→ THE REQUEST
Look below. Copy each line that has "Yulia" in it.

Data excerpts:
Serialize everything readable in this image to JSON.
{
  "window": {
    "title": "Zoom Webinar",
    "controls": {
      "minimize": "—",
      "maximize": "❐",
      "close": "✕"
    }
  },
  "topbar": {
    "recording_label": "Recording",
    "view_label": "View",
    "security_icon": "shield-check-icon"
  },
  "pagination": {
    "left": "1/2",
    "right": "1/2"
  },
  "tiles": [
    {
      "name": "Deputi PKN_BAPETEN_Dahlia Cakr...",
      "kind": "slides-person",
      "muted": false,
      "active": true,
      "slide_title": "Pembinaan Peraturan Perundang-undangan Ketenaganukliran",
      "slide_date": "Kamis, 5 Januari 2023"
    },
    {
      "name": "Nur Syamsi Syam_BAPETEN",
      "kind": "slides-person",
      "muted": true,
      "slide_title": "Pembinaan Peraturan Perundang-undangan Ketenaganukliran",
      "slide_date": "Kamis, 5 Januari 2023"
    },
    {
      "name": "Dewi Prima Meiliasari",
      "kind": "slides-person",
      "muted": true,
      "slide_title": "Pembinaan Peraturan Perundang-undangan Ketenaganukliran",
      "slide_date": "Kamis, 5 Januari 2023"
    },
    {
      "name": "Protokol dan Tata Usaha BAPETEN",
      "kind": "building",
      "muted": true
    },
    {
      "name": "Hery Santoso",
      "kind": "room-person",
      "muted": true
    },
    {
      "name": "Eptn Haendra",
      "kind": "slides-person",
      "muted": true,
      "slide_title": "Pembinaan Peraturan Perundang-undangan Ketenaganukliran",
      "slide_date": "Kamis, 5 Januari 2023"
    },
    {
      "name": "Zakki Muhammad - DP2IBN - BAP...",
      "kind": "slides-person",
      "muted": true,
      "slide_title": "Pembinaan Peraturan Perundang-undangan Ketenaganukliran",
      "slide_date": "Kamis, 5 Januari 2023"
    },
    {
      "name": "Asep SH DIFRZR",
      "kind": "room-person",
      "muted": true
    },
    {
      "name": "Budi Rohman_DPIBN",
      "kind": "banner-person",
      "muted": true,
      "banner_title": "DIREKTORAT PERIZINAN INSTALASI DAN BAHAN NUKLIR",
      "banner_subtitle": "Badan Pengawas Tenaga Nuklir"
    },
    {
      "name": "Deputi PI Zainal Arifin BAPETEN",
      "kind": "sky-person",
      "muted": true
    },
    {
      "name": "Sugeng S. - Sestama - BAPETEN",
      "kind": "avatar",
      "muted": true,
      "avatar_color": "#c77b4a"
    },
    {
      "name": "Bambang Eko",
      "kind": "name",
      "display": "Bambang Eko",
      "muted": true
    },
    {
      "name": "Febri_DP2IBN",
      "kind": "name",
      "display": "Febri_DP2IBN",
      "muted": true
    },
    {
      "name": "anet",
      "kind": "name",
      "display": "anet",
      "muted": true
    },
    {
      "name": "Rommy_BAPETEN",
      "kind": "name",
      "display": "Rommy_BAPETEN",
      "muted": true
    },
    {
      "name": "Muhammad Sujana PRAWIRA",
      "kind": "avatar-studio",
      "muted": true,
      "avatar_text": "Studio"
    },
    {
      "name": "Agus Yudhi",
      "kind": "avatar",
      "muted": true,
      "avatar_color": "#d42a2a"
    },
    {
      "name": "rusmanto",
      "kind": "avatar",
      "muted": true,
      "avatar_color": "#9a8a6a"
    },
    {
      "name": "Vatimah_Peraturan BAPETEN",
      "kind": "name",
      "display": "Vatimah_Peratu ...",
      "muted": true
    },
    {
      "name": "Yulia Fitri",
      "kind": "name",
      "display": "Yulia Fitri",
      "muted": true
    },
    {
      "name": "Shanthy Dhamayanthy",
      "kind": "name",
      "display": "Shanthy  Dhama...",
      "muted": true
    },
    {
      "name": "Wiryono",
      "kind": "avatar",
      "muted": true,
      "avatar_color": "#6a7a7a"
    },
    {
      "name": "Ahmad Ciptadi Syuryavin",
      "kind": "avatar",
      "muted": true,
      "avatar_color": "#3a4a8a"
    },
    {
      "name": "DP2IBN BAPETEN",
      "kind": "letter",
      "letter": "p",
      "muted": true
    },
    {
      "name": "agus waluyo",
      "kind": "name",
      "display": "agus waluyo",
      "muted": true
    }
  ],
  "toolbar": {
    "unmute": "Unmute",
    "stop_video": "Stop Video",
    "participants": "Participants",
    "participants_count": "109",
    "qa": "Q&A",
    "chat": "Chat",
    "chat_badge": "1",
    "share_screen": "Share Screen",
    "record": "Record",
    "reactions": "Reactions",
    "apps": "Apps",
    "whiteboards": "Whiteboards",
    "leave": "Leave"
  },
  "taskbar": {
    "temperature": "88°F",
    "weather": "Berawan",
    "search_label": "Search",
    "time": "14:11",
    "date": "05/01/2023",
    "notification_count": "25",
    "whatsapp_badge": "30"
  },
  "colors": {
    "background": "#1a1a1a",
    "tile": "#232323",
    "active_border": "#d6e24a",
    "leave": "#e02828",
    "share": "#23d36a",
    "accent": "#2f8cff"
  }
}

→ FINAL RESULT
      "name": "Yulia Fitri",
      "display": "Yulia Fitri",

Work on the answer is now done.